Objective –
Output the material below unchanged, apart from leaving out the pictures.
# START OF Data
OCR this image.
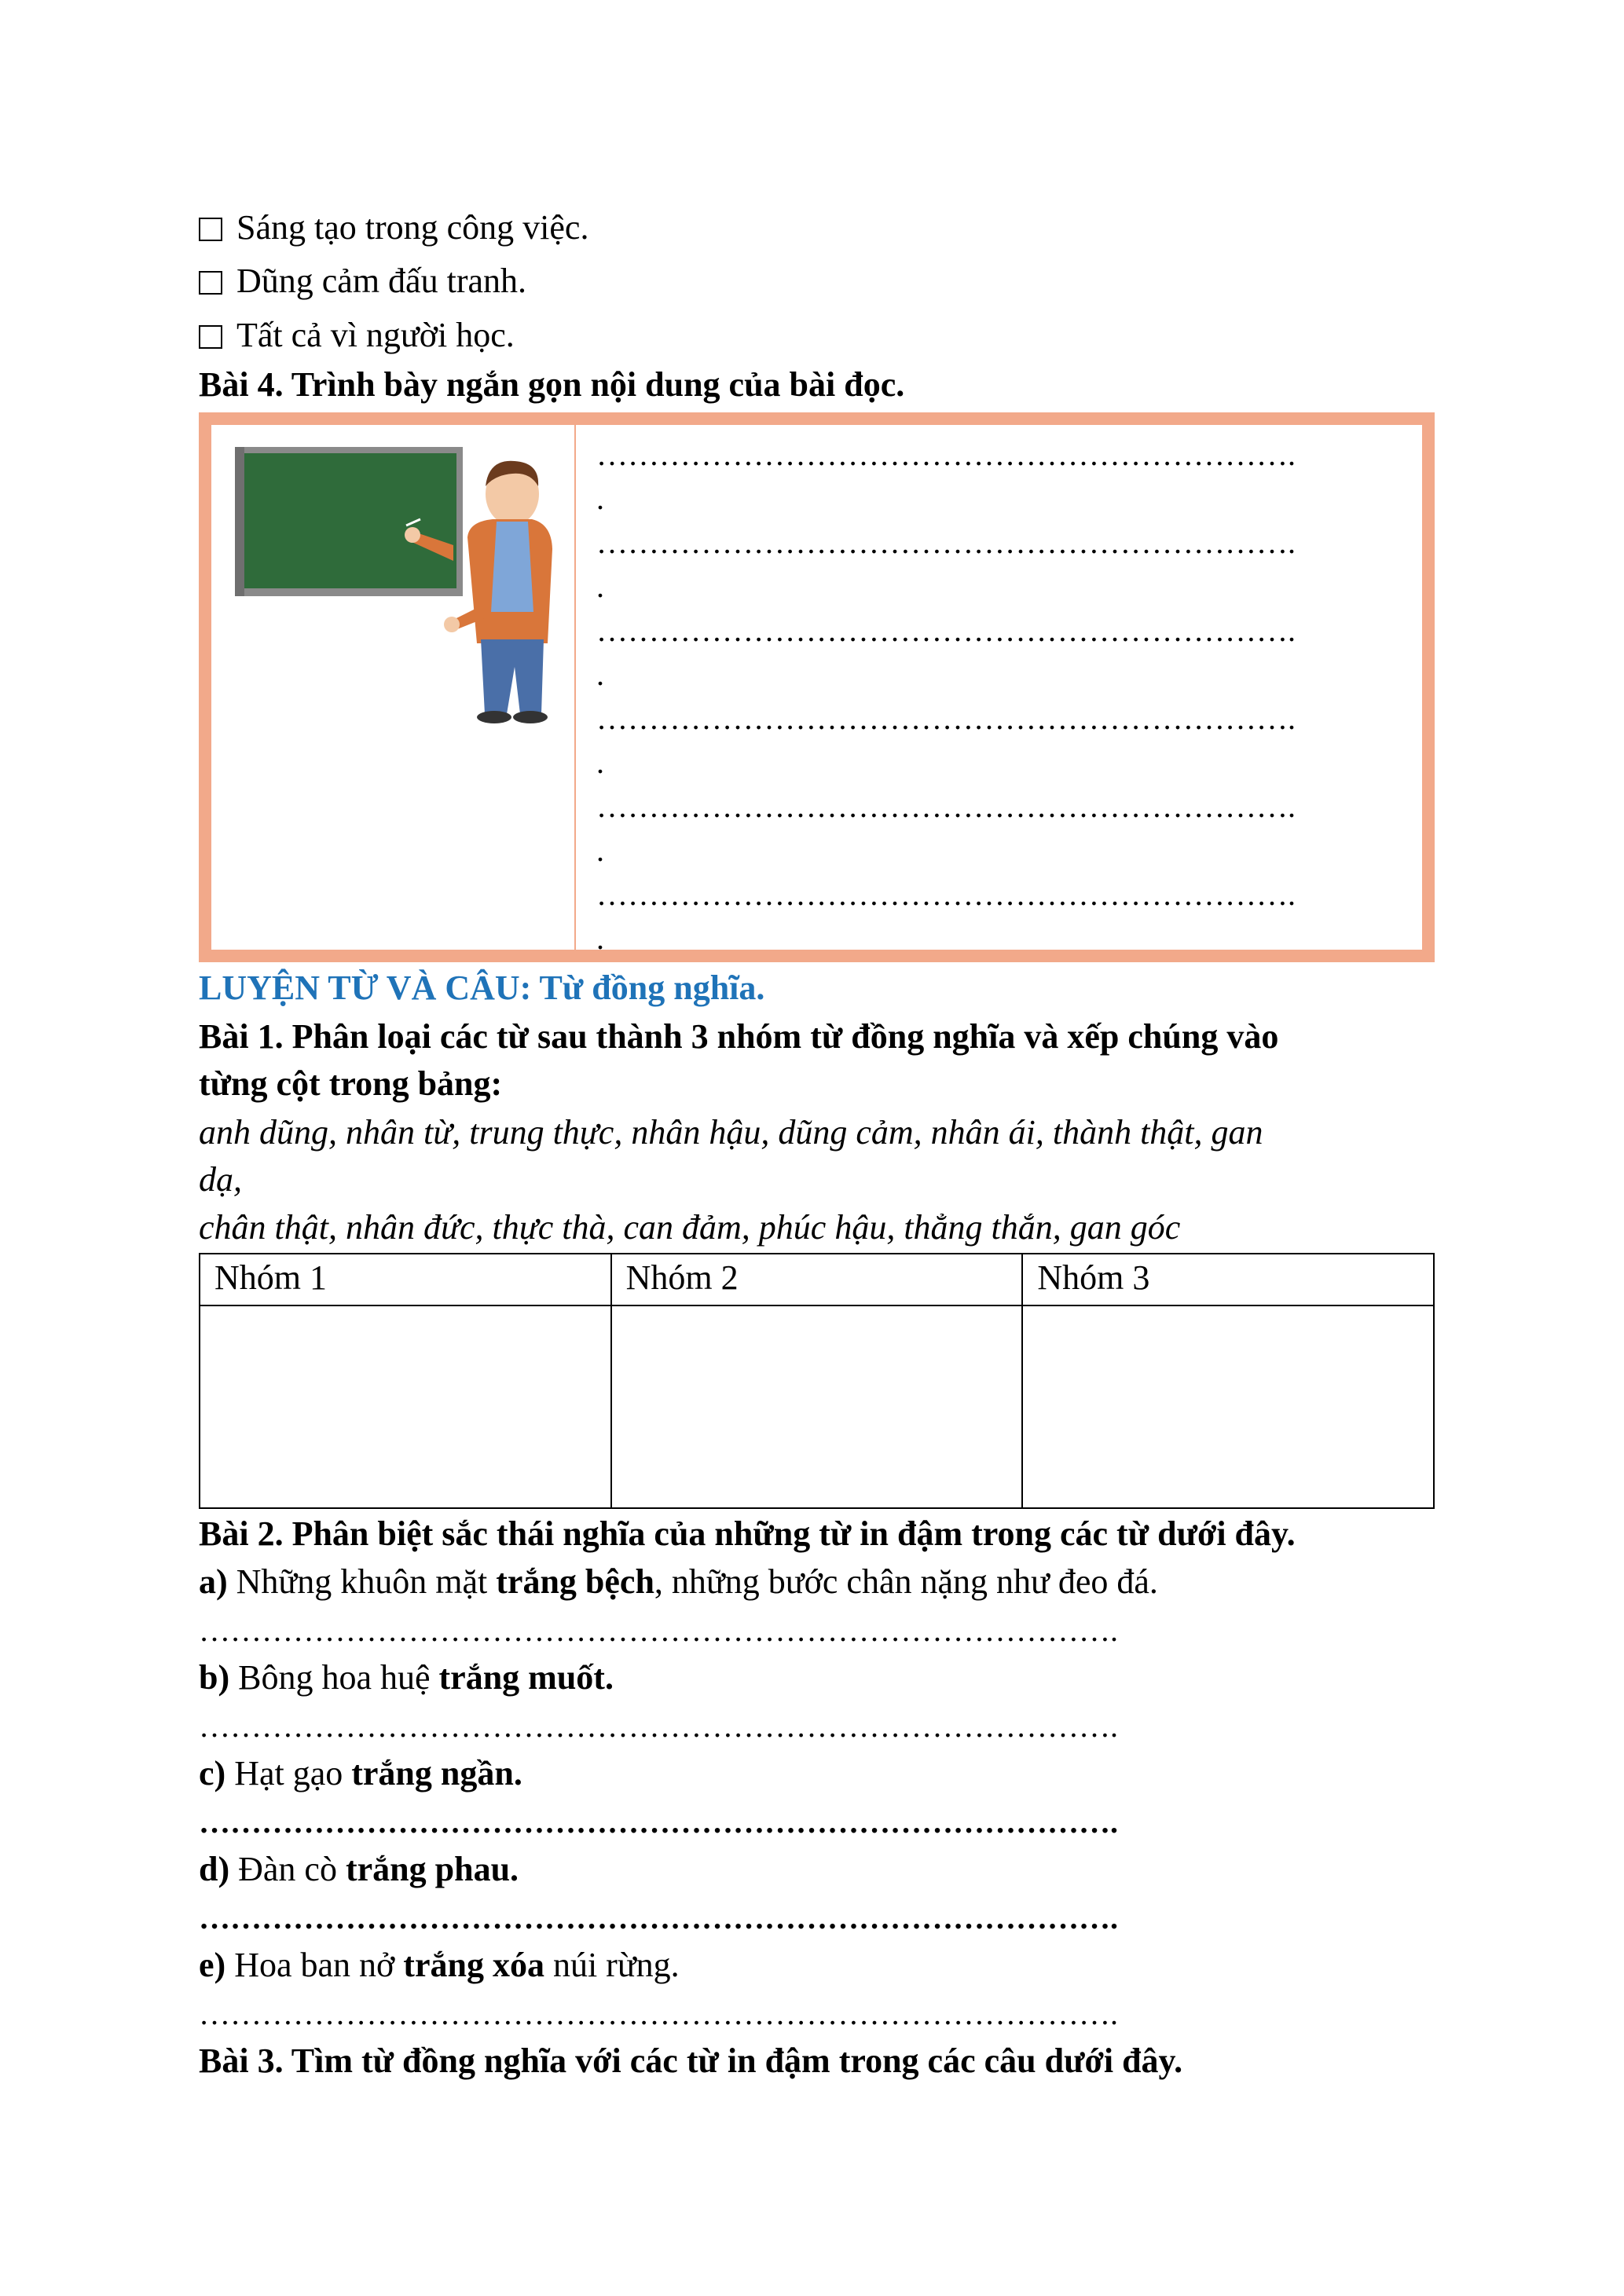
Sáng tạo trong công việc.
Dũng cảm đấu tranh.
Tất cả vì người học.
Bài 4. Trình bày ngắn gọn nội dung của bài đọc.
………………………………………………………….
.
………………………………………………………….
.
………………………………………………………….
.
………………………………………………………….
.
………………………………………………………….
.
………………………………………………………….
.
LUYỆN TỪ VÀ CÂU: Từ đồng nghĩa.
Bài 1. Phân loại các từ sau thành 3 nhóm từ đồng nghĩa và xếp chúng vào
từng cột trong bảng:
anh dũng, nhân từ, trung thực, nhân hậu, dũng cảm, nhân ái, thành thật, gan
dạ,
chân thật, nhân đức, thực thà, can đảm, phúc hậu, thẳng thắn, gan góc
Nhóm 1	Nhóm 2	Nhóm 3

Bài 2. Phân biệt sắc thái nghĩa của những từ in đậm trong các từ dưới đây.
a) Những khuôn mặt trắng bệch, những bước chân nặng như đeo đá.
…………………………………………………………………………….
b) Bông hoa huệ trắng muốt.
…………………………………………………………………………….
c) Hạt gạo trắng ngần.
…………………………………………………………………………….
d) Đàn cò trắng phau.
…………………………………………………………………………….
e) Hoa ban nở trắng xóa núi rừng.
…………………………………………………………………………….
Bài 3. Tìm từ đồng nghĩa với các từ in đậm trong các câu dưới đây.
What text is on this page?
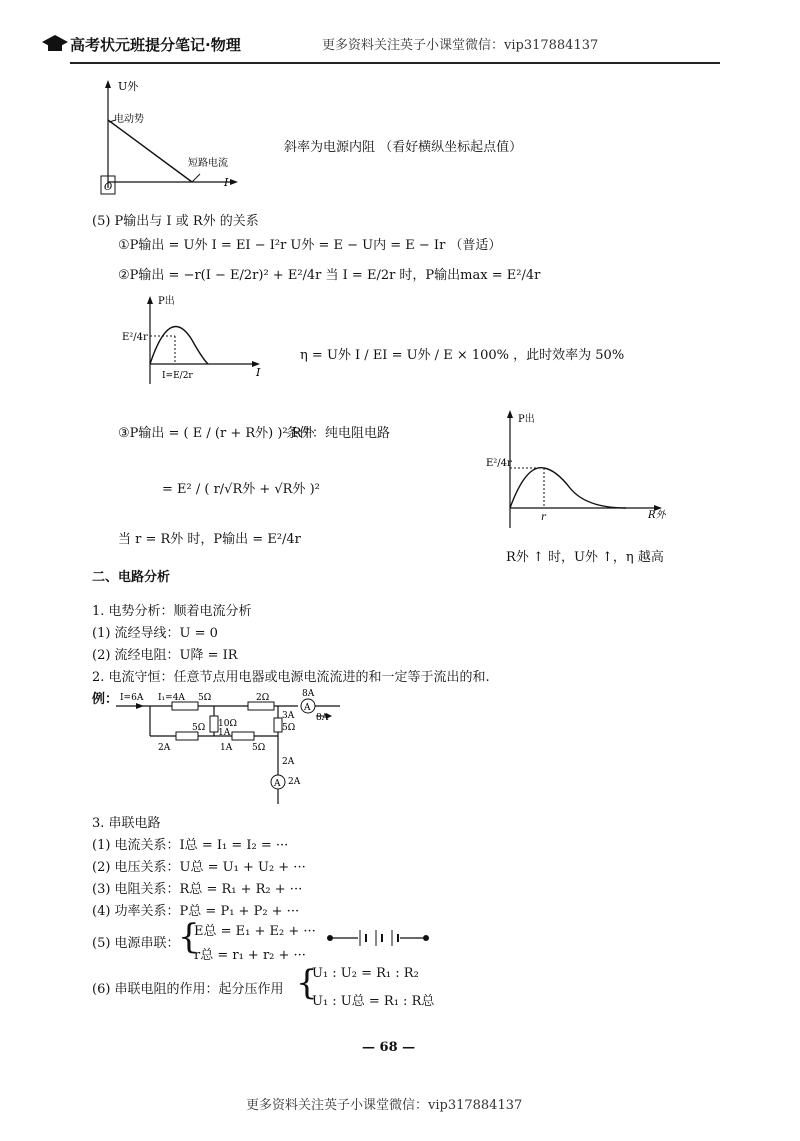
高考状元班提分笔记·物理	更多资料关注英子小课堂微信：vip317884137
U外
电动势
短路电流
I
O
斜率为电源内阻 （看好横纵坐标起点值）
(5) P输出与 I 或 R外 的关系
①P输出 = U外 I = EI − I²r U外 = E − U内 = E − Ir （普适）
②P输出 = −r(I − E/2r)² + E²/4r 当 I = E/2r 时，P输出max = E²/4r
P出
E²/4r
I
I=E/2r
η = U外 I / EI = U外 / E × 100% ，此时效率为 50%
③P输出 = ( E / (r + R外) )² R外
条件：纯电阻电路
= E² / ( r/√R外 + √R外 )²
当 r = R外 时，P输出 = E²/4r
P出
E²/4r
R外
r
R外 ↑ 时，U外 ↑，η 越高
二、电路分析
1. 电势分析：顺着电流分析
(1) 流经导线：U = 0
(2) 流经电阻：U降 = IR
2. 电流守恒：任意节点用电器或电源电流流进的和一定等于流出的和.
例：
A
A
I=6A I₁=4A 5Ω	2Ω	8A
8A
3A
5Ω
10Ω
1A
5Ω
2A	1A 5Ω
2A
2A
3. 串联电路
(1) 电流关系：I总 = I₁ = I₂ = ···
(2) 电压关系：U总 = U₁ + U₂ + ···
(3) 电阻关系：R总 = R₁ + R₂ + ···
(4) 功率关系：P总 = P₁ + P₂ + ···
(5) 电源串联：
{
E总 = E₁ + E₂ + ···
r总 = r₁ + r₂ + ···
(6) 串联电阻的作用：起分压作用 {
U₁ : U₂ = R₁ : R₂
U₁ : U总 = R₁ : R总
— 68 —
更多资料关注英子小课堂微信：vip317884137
# END OF Data
Problem solution –
OCR this image.
Sáng tạo trong công việc.
Dũng cảm đấu tranh.
Tất cả vì người học.
Bài 4. Trình bày ngắn gọn nội dung của bài đọc.
………………………………………………………….
.
………………………………………………………….
.
………………………………………………………….
.
………………………………………………………….
.
………………………………………………………….
.
………………………………………………………….
.
LUYỆN TỪ VÀ CÂU: Từ đồng nghĩa.
Bài 1. Phân loại các từ sau thành 3 nhóm từ đồng nghĩa và xếp chúng vào
từng cột trong bảng:
anh dũng, nhân từ, trung thực, nhân hậu, dũng cảm, nhân ái, thành thật, gan
dạ,
chân thật, nhân đức, thực thà, can đảm, phúc hậu, thẳng thắn, gan góc
Nhóm 1	Nhóm 2	Nhóm 3

Bài 2. Phân biệt sắc thái nghĩa của những từ in đậm trong các từ dưới đây.
a) Những khuôn mặt trắng bệch, những bước chân nặng như đeo đá.
…………………………………………………………………………….
b) Bông hoa huệ trắng muốt.
…………………………………………………………………………….
c) Hạt gạo trắng ngần.
…………………………………………………………………………….
d) Đàn cò trắng phau.
…………………………………………………………………………….
e) Hoa ban nở trắng xóa núi rừng.
…………………………………………………………………………….
Bài 3. Tìm từ đồng nghĩa với các từ in đậm trong các câu dưới đây.
What text is on this page?
高考状元班提分笔记·物理	更多资料关注英子小课堂微信：vip317884137
U外
电动势
短路电流
I
O
斜率为电源内阻 （看好横纵坐标起点值）
(5) P输出与 I 或 R外 的关系
①P输出 = U外 I = EI − I²r U外 = E − U内 = E − Ir （普适）
②P输出 = −r(I − E/2r)² + E²/4r 当 I = E/2r 时，P输出max = E²/4r
P出
E²/4r
I
I=E/2r
η = U外 I / EI = U外 / E × 100% ，此时效率为 50%
③P输出 = ( E / (r + R外) )² R外
条件：纯电阻电路
= E² / ( r/√R外 + √R外 )²
当 r = R外 时，P输出 = E²/4r
P出
E²/4r
R外
r
R外 ↑ 时，U外 ↑，η 越高
二、电路分析
1. 电势分析：顺着电流分析
(1) 流经导线：U = 0
(2) 流经电阻：U降 = IR
2. 电流守恒：任意节点用电器或电源电流流进的和一定等于流出的和.
例：
A
A
I=6A I₁=4A 5Ω	2Ω	8A
8A
3A
5Ω
10Ω
1A
5Ω
2A	1A 5Ω
2A
2A
3. 串联电路
(1) 电流关系：I总 = I₁ = I₂ = ···
(2) 电压关系：U总 = U₁ + U₂ + ···
(3) 电阻关系：R总 = R₁ + R₂ + ···
(4) 功率关系：P总 = P₁ + P₂ + ···
(5) 电源串联：
{
E总 = E₁ + E₂ + ···
r总 = r₁ + r₂ + ···
(6) 串联电阻的作用：起分压作用 {
U₁ : U₂ = R₁ : R₂
U₁ : U总 = R₁ : R总
— 68 —
更多资料关注英子小课堂微信：vip317884137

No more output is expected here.